* Start Rows *

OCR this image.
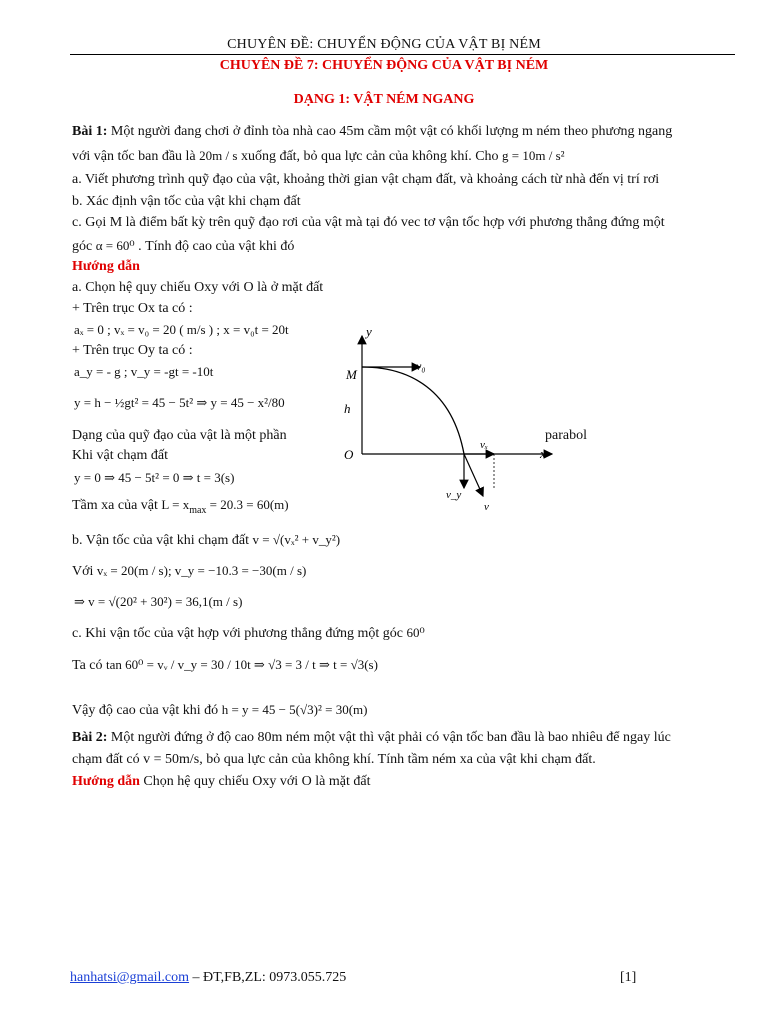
CHUYÊN ĐỀ: CHUYỂN ĐỘNG CỦA VẬT BỊ NÉM
CHUYÊN ĐỀ 7: CHUYỂN ĐỘNG CỦA VẬT BỊ NÉM
DẠNG 1: VẬT NÉM NGANG
Bài 1: Một người đang chơi ở đỉnh tòa nhà cao 45m cầm một vật có khối lượng m ném theo phương ngang
với vận tốc ban đầu là 20m / s xuống đất, bỏ qua lực cản của không khí. Cho g = 10m / s²
a. Viết phương trình quỹ đạo của vật, khoảng thời gian vật chạm đất, và khoảng cách từ nhà đến vị trí rơi
b. Xác định vận tốc của vật khi chạm đất
c. Gọi M là điểm bất kỳ trên quỹ đạo rơi của vật mà tại đó vec tơ vận tốc hợp với phương thẳng đứng một
góc α = 60⁰ . Tính độ cao của vật khi đó
Hướng dẫn
a. Chọn hệ quy chiếu Oxy với O là ở mặt đất
+ Trên trục Ox ta có :
aₓ = 0 ; vₓ = v₀ = 20 ( m/s ) ; x = v₀t = 20t
+ Trên trục Oy ta có :
a_y = - g ; v_y = -gt = -10t
y = h − ½gt² = 45 − 5t² ⇒ y = 45 − x²/80
Dạng của quỹ đạo của vật là một phần	parabol
Khi vật chạm đất
y = 0 ⇒ 45 − 5t² = 0 ⇒ t = 3(s)
Tầm xa của vật $L = x_{max} = 20.3 = 60(m)$
b. Vận tốc của vật khi chạm đất v = √(vₓ² + v_y²)
Với vₓ = 20(m / s); v_y = −10.3 = −30(m / s)
⇒ v = √(20² + 30²) = 36,1(m / s)
c. Khi vận tốc của vật hợp với phương thẳng đứng một góc 60⁰
Ta có tan 60⁰ = vᵥ / v_y = 30 / 10t ⇒ √3 = 3 / t ⇒ t = √3(s)
Vậy độ cao của vật khi đó h = y = 45 − 5(√3)² = 30(m)
Bài 2: Một người đứng ở độ cao 80m ném một vật thì vật phải có vận tốc ban đầu là bao nhiêu để ngay lúc
chạm đất có v = 50m/s, bỏ qua lực cản của không khí. Tính tầm ném xa của vật khi chạm đất.
Hướng dẫn Chọn hệ quy chiếu Oxy với O là mặt đất
y
x
O
M
h
v₀
vₓ
v_y
v
hanhatsi@gmail.com – ĐT,FB,ZL: 0973.055.725	[1]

* End Rows *

• Required task: Copy out each line in the preceding records that contains "Chọn".

• Result for this exercise:
a. Chọn hệ quy chiếu Oxy với O là ở mặt đất
Hướng dẫn Chọn hệ quy chiếu Oxy với O là mặt đất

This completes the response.